[Collection entries]
□ □ □ □ □

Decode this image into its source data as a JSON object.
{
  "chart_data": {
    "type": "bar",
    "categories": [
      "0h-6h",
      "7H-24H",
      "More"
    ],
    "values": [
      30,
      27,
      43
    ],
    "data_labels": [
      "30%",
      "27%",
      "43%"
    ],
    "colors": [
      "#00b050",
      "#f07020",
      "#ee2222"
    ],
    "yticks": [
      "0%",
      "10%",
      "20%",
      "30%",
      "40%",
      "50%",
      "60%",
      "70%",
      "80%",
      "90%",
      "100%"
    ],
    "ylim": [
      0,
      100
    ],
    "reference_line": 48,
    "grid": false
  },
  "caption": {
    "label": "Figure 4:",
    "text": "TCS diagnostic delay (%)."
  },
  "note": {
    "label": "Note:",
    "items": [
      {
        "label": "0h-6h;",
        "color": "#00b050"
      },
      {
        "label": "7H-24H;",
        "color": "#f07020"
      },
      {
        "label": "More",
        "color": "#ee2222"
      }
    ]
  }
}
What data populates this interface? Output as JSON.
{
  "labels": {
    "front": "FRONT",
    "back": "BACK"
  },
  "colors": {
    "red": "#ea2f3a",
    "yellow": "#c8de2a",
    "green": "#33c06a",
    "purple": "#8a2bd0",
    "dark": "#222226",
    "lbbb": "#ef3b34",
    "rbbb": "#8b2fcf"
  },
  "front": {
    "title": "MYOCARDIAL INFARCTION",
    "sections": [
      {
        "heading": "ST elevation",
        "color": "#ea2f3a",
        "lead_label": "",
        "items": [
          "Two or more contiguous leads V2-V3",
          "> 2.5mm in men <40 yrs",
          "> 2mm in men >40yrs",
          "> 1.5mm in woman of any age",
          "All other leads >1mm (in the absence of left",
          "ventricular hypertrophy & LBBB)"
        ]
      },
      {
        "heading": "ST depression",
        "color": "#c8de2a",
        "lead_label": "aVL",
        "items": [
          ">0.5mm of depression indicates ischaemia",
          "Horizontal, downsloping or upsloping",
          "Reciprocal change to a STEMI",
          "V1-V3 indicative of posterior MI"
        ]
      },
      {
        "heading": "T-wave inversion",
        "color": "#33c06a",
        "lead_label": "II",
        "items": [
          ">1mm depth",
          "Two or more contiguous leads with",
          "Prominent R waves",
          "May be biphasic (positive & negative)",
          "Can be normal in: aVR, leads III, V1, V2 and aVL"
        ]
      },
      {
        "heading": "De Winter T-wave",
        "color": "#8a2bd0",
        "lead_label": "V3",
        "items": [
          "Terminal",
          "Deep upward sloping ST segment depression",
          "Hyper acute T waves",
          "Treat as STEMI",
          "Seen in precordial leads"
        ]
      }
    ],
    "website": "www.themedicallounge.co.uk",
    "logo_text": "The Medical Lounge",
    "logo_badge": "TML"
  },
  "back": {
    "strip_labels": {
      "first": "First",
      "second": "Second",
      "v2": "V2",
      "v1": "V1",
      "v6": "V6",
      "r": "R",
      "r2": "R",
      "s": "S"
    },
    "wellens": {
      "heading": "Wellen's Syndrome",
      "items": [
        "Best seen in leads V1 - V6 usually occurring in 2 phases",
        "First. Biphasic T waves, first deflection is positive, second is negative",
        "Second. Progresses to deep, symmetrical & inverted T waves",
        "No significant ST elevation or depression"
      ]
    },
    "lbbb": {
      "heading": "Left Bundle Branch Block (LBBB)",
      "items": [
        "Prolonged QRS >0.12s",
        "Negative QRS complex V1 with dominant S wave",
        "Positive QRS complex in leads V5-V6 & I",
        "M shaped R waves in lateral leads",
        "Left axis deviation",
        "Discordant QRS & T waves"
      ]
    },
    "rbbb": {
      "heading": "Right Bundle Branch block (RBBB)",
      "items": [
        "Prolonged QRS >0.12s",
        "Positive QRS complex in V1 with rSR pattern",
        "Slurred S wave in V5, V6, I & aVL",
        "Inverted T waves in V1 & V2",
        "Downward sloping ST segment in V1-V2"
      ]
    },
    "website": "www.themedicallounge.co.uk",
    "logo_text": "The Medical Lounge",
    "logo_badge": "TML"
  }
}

□ □ □ □ □

* _EXERCISE REQUIREMENTS_
Show every line above in which the word "Bundle" occurs.

* _RESPONSE BELOW_
      "heading": "Left Bundle Branch Block (LBBB)",
      "heading": "Right Bundle Branch block (RBBB)",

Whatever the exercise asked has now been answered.